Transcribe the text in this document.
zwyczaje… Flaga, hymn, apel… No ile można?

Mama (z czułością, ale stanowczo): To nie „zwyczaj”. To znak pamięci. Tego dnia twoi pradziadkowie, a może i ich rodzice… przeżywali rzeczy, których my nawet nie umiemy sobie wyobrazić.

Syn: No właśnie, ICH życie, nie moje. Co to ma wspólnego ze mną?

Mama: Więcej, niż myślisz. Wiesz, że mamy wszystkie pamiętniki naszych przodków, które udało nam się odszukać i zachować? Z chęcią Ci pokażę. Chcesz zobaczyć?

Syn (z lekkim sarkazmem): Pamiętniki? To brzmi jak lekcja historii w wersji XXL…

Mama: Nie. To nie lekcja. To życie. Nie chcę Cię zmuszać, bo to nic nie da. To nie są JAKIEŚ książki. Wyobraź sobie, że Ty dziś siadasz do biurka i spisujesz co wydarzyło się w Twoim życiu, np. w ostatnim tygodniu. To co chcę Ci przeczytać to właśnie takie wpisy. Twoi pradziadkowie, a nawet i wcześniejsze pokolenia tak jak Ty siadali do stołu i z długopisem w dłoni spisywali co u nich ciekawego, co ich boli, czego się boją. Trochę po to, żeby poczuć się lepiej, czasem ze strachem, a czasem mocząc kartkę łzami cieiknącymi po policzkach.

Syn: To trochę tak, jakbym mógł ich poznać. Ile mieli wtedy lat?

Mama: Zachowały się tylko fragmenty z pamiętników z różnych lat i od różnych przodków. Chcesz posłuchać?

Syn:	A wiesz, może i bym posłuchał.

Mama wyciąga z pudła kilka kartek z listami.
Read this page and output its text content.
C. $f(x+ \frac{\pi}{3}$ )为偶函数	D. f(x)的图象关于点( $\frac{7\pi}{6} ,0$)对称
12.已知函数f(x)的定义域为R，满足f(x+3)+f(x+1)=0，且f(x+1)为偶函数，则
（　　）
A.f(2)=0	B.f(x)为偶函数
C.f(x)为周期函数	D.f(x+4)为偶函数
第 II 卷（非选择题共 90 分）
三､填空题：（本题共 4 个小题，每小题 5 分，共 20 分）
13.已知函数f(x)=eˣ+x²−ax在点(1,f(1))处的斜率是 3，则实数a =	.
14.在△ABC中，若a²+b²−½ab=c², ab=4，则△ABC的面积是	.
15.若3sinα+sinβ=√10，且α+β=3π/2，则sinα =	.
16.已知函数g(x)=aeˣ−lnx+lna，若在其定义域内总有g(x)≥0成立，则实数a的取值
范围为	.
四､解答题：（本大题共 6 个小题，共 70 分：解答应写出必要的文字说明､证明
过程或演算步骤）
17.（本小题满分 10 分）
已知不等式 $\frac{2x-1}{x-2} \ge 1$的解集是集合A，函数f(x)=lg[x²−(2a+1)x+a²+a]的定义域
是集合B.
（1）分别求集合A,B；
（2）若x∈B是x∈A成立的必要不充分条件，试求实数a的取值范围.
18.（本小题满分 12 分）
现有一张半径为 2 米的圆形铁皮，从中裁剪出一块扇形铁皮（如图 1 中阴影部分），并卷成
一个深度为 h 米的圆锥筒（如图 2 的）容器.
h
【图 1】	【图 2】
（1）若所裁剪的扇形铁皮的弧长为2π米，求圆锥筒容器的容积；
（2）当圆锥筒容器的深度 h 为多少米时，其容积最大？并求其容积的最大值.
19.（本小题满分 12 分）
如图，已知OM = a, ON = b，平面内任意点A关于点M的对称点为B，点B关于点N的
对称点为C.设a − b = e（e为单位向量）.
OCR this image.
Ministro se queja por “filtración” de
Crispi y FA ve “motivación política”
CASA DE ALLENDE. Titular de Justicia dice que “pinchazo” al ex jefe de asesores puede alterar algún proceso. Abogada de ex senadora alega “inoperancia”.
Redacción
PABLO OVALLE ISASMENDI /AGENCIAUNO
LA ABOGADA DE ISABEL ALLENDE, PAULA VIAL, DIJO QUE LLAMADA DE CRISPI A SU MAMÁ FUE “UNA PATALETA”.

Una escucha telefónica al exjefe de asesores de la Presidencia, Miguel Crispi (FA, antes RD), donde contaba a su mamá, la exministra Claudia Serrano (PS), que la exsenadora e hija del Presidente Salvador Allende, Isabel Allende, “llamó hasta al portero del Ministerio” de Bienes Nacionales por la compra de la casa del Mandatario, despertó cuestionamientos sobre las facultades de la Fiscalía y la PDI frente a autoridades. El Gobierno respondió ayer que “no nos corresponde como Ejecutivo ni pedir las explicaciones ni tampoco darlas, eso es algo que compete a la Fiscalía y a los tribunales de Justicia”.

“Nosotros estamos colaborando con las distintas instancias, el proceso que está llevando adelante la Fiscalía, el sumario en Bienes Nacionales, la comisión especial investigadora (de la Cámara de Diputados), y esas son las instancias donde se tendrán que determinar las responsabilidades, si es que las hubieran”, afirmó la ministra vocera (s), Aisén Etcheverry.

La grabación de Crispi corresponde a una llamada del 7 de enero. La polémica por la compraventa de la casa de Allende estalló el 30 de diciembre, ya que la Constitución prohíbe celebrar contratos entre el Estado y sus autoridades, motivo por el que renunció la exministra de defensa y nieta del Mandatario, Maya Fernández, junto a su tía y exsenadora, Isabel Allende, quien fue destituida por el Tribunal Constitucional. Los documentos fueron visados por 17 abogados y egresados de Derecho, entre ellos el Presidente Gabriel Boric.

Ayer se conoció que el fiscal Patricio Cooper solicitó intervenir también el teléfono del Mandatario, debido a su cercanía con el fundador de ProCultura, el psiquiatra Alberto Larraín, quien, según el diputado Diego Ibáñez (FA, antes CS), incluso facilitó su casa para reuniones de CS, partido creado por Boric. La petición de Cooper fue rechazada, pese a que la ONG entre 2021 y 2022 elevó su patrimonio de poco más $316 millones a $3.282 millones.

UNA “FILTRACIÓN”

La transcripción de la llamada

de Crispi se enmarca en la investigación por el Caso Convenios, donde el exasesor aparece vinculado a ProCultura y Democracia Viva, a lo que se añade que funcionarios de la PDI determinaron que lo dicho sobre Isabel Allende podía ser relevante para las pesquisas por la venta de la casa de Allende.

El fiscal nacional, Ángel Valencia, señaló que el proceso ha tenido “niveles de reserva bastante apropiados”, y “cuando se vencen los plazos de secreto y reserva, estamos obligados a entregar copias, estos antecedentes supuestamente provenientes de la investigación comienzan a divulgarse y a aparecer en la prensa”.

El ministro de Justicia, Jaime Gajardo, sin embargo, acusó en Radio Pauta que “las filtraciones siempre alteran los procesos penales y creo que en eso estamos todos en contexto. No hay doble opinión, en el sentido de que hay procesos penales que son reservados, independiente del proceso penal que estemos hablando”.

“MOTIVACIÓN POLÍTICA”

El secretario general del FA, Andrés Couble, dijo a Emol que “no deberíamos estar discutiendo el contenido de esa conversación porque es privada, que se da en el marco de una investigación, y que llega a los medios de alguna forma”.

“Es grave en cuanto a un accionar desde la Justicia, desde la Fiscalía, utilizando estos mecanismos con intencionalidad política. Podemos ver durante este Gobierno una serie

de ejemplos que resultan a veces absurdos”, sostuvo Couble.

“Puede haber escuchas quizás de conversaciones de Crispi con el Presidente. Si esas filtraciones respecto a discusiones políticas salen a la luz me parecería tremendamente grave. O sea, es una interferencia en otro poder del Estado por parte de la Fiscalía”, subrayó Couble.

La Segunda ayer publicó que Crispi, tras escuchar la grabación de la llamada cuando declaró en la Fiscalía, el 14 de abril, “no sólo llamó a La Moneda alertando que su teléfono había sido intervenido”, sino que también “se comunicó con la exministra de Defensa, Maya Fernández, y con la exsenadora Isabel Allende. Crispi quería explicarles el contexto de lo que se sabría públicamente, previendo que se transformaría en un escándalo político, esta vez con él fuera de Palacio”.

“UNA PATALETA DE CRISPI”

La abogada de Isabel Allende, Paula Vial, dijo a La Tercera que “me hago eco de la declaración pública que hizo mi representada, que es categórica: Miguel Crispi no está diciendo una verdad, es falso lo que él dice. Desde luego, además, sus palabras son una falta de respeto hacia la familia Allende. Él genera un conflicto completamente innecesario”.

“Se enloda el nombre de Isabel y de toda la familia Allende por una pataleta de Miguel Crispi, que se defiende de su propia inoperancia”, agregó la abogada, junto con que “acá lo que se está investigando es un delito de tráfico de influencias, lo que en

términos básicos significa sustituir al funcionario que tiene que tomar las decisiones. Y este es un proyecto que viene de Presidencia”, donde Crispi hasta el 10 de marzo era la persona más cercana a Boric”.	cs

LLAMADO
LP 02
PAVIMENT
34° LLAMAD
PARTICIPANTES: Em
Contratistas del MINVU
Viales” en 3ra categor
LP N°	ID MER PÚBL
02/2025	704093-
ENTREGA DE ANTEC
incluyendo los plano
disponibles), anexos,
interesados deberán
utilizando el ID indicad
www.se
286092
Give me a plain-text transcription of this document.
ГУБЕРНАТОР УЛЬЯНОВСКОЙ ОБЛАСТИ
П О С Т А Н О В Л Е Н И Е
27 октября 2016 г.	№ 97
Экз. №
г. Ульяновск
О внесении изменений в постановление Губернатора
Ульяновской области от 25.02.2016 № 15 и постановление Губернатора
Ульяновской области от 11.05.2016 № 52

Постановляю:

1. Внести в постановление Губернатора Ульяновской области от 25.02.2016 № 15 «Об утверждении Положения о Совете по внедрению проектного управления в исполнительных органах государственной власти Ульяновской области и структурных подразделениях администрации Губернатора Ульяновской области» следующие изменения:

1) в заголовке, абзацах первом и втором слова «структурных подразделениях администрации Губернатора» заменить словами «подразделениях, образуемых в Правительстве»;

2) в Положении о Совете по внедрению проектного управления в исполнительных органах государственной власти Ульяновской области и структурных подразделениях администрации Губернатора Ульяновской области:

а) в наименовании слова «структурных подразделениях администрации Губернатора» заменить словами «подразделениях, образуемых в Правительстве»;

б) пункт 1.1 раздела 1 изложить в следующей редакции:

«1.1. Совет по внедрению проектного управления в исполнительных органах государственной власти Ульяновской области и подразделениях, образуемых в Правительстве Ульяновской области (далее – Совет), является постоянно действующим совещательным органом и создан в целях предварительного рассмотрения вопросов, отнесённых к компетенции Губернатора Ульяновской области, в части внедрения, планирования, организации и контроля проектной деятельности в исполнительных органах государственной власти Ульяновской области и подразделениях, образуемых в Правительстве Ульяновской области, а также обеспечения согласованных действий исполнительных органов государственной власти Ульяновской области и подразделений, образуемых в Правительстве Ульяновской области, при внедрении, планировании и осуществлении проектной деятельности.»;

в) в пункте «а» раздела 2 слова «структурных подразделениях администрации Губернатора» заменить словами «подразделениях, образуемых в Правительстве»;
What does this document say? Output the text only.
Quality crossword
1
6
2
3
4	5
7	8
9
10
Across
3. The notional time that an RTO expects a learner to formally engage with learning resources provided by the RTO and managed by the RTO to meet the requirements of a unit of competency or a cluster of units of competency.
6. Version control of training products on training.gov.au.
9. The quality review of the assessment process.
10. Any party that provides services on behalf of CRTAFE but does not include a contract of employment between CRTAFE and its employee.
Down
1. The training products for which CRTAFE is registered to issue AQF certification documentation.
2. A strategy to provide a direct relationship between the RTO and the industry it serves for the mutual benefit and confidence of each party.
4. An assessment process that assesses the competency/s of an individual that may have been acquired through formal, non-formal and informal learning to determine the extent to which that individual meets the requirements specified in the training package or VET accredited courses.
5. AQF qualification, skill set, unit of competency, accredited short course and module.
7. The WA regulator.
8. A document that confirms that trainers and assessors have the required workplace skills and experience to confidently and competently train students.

- - -

### [Written exercise]
List the lines of the records where "this" occurs.

### [Solution to the exercise]
Transcribe the text in this document.
Read this page and output its text content.
OCR this image.
Give me a plain-text transcription of this document.
What does this document say? Output the text only.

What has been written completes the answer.